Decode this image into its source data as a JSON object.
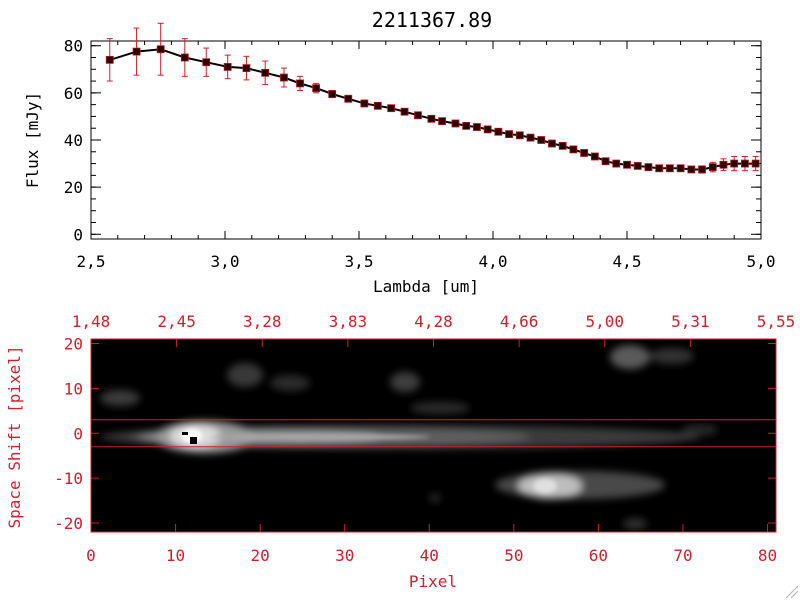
{
  "colors": {
    "accent": "#d0202a",
    "line": "#000000",
    "marker": "#2a0000",
    "errorbar": "#d0202a",
    "image_bg": "#000000"
  },
  "chart_data": [
    {
      "type": "line",
      "title": "2211367.89",
      "xlabel": "Lambda [um]",
      "ylabel": "Flux [mJy]",
      "xlim": [
        2.5,
        5.0
      ],
      "ylim": [
        -2,
        82
      ],
      "x_ticks": [
        2.5,
        3.0,
        3.5,
        4.0,
        4.5,
        5.0
      ],
      "x_tick_labels": [
        "2,5",
        "3,0",
        "3,5",
        "4,0",
        "4,5",
        "5,0"
      ],
      "y_ticks": [
        0,
        20,
        40,
        60,
        80
      ],
      "y_tick_labels": [
        "0",
        "20",
        "40",
        "60",
        "80"
      ],
      "grid": false,
      "series": [
        {
          "x": [
            2.57,
            2.67,
            2.76,
            2.85,
            2.93,
            3.01,
            3.08,
            3.15,
            3.22,
            3.28,
            3.34,
            3.4,
            3.46,
            3.52,
            3.57,
            3.62,
            3.67,
            3.72,
            3.77,
            3.81,
            3.86,
            3.9,
            3.94,
            3.98,
            4.02,
            4.06,
            4.1,
            4.14,
            4.18,
            4.22,
            4.26,
            4.3,
            4.34,
            4.38,
            4.42,
            4.46,
            4.5,
            4.54,
            4.58,
            4.62,
            4.66,
            4.7,
            4.74,
            4.78,
            4.82,
            4.86,
            4.9,
            4.94,
            4.98
          ],
          "y": [
            74,
            77.5,
            78.5,
            75,
            73,
            71,
            70.5,
            68.5,
            66.5,
            64,
            62,
            59.5,
            57.5,
            55.5,
            54.5,
            53.5,
            52,
            50.5,
            49,
            48,
            47,
            46,
            45.5,
            44.5,
            43.5,
            42.5,
            42,
            41,
            40,
            38.5,
            37.5,
            36,
            34.5,
            33,
            31,
            30,
            29.5,
            29,
            28.5,
            28,
            28,
            28,
            27.5,
            27.5,
            28.5,
            29.5,
            30,
            30,
            30
          ],
          "yerr": [
            9,
            10,
            11,
            8,
            6,
            5,
            5,
            5,
            4,
            3,
            2,
            1.5,
            1,
            1,
            1,
            1,
            1,
            1,
            1,
            1,
            1,
            1,
            1,
            1,
            1,
            1,
            1,
            1,
            1,
            1,
            1,
            1,
            1,
            1,
            1,
            1,
            1,
            1,
            1,
            1,
            1,
            1,
            1,
            1.5,
            2,
            2.5,
            3,
            3,
            3
          ]
        }
      ]
    },
    {
      "type": "heatmap",
      "xlabel": "Pixel",
      "ylabel": "Space Shift [pixel]",
      "xlim": [
        0,
        81
      ],
      "ylim": [
        -22,
        21
      ],
      "x_ticks": [
        0,
        10,
        20,
        30,
        40,
        50,
        60,
        70,
        80
      ],
      "x_tick_labels": [
        "0",
        "10",
        "20",
        "30",
        "40",
        "50",
        "60",
        "70",
        "80"
      ],
      "y_ticks": [
        -20,
        -10,
        0,
        10,
        20
      ],
      "y_tick_labels": [
        "-20",
        "-10",
        "0",
        "10",
        "20"
      ],
      "top_axis_labels": [
        "1,48",
        "2,45",
        "3,28",
        "3,83",
        "4,28",
        "4,66",
        "5,00",
        "5,31",
        "5,55"
      ],
      "extraction_band": [
        -3,
        3
      ],
      "colormap": "grayscale"
    }
  ]
}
◇ ◇ ◇ ◇
__TASK INSTRUCTIONS__: Images in the records should not be copied. Repeat all the rest exactly.

__RESPONSE TO THIS TASK__:
Decode this image into its source data as a JSON object.
{
  "colors": {
    "accent": "#d0202a",
    "line": "#000000",
    "marker": "#2a0000",
    "errorbar": "#d0202a",
    "image_bg": "#000000"
  },
  "chart_data": [
    {
      "type": "line",
      "title": "2211367.89",
      "xlabel": "Lambda [um]",
      "ylabel": "Flux [mJy]",
      "xlim": [
        2.5,
        5.0
      ],
      "ylim": [
        -2,
        82
      ],
      "x_ticks": [
        2.5,
        3.0,
        3.5,
        4.0,
        4.5,
        5.0
      ],
      "x_tick_labels": [
        "2,5",
        "3,0",
        "3,5",
        "4,0",
        "4,5",
        "5,0"
      ],
      "y_ticks": [
        0,
        20,
        40,
        60,
        80
      ],
      "y_tick_labels": [
        "0",
        "20",
        "40",
        "60",
        "80"
      ],
      "grid": false,
      "series": [
        {
          "x": [
            2.57,
            2.67,
            2.76,
            2.85,
            2.93,
            3.01,
            3.08,
            3.15,
            3.22,
            3.28,
            3.34,
            3.4,
            3.46,
            3.52,
            3.57,
            3.62,
            3.67,
            3.72,
            3.77,
            3.81,
            3.86,
            3.9,
            3.94,
            3.98,
            4.02,
            4.06,
            4.1,
            4.14,
            4.18,
            4.22,
            4.26,
            4.3,
            4.34,
            4.38,
            4.42,
            4.46,
            4.5,
            4.54,
            4.58,
            4.62,
            4.66,
            4.7,
            4.74,
            4.78,
            4.82,
            4.86,
            4.9,
            4.94,
            4.98
          ],
          "y": [
            74,
            77.5,
            78.5,
            75,
            73,
            71,
            70.5,
            68.5,
            66.5,
            64,
            62,
            59.5,
            57.5,
            55.5,
            54.5,
            53.5,
            52,
            50.5,
            49,
            48,
            47,
            46,
            45.5,
            44.5,
            43.5,
            42.5,
            42,
            41,
            40,
            38.5,
            37.5,
            36,
            34.5,
            33,
            31,
            30,
            29.5,
            29,
            28.5,
            28,
            28,
            28,
            27.5,
            27.5,
            28.5,
            29.5,
            30,
            30,
            30
          ],
          "yerr": [
            9,
            10,
            11,
            8,
            6,
            5,
            5,
            5,
            4,
            3,
            2,
            1.5,
            1,
            1,
            1,
            1,
            1,
            1,
            1,
            1,
            1,
            1,
            1,
            1,
            1,
            1,
            1,
            1,
            1,
            1,
            1,
            1,
            1,
            1,
            1,
            1,
            1,
            1,
            1,
            1,
            1,
            1,
            1,
            1.5,
            2,
            2.5,
            3,
            3,
            3
          ]
        }
      ]
    },
    {
      "type": "heatmap",
      "xlabel": "Pixel",
      "ylabel": "Space Shift [pixel]",
      "xlim": [
        0,
        81
      ],
      "ylim": [
        -22,
        21
      ],
      "x_ticks": [
        0,
        10,
        20,
        30,
        40,
        50,
        60,
        70,
        80
      ],
      "x_tick_labels": [
        "0",
        "10",
        "20",
        "30",
        "40",
        "50",
        "60",
        "70",
        "80"
      ],
      "y_ticks": [
        -20,
        -10,
        0,
        10,
        20
      ],
      "y_tick_labels": [
        "-20",
        "-10",
        "0",
        "10",
        "20"
      ],
      "top_axis_labels": [
        "1,48",
        "2,45",
        "3,28",
        "3,83",
        "4,28",
        "4,66",
        "5,00",
        "5,31",
        "5,55"
      ],
      "extraction_band": [
        -3,
        3
      ],
      "colormap": "grayscale"
    }
  ]
}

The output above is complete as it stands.